— start of Entries shown —
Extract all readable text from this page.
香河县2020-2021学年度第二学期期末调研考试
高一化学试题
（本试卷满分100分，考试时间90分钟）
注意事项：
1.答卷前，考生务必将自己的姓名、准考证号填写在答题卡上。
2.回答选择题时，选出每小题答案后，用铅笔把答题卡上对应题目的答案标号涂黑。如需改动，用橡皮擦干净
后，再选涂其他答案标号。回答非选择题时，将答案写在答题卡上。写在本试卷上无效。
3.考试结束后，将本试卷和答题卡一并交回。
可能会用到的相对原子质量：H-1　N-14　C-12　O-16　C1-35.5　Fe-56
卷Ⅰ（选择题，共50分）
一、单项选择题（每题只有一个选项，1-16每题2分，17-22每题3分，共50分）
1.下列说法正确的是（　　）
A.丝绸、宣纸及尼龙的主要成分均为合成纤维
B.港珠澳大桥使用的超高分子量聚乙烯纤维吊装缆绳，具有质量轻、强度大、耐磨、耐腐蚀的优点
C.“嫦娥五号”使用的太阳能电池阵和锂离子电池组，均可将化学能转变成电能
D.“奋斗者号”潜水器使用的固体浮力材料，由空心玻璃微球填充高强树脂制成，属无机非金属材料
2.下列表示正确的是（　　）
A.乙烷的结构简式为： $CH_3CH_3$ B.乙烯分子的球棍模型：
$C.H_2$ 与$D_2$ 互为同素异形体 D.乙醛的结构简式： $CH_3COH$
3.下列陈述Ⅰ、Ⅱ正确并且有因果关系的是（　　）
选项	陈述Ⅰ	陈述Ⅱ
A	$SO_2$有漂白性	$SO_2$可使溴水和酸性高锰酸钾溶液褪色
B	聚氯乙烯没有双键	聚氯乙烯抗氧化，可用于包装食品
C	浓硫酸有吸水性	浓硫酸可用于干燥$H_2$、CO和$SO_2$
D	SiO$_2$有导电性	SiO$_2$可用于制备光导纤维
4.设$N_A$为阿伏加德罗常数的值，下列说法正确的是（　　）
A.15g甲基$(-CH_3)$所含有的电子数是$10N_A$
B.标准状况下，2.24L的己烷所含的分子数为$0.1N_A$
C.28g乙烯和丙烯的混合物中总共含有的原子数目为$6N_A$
— end of Entries shown —
§ **Your task**
Reproduce every line above without error.

§ **The completed task**
Extract all readable text from this page.
香河县2020-2021学年度第二学期期末调研考试
高一化学试题
（本试卷满分100分，考试时间90分钟）
注意事项：
1.答卷前，考生务必将自己的姓名、准考证号填写在答题卡上。
2.回答选择题时，选出每小题答案后，用铅笔把答题卡上对应题目的答案标号涂黑。如需改动，用橡皮擦干净
后，再选涂其他答案标号。回答非选择题时，将答案写在答题卡上。写在本试卷上无效。
3.考试结束后，将本试卷和答题卡一并交回。
可能会用到的相对原子质量：H-1　N-14　C-12　O-16　C1-35.5　Fe-56
卷Ⅰ（选择题，共50分）
一、单项选择题（每题只有一个选项，1-16每题2分，17-22每题3分，共50分）
1.下列说法正确的是（　　）
A.丝绸、宣纸及尼龙的主要成分均为合成纤维
B.港珠澳大桥使用的超高分子量聚乙烯纤维吊装缆绳，具有质量轻、强度大、耐磨、耐腐蚀的优点
C.“嫦娥五号”使用的太阳能电池阵和锂离子电池组，均可将化学能转变成电能
D.“奋斗者号”潜水器使用的固体浮力材料，由空心玻璃微球填充高强树脂制成，属无机非金属材料
2.下列表示正确的是（　　）
A.乙烷的结构简式为： $CH_3CH_3$ B.乙烯分子的球棍模型：
$C.H_2$ 与$D_2$ 互为同素异形体 D.乙醛的结构简式： $CH_3COH$
3.下列陈述Ⅰ、Ⅱ正确并且有因果关系的是（　　）
选项	陈述Ⅰ	陈述Ⅱ
A	$SO_2$有漂白性	$SO_2$可使溴水和酸性高锰酸钾溶液褪色
B	聚氯乙烯没有双键	聚氯乙烯抗氧化，可用于包装食品
C	浓硫酸有吸水性	浓硫酸可用于干燥$H_2$、CO和$SO_2$
D	SiO$_2$有导电性	SiO$_2$可用于制备光导纤维
4.设$N_A$为阿伏加德罗常数的值，下列说法正确的是（　　）
A.15g甲基$(-CH_3)$所含有的电子数是$10N_A$
B.标准状况下，2.24L的己烷所含的分子数为$0.1N_A$
C.28g乙烯和丙烯的混合物中总共含有的原子数目为$6N_A$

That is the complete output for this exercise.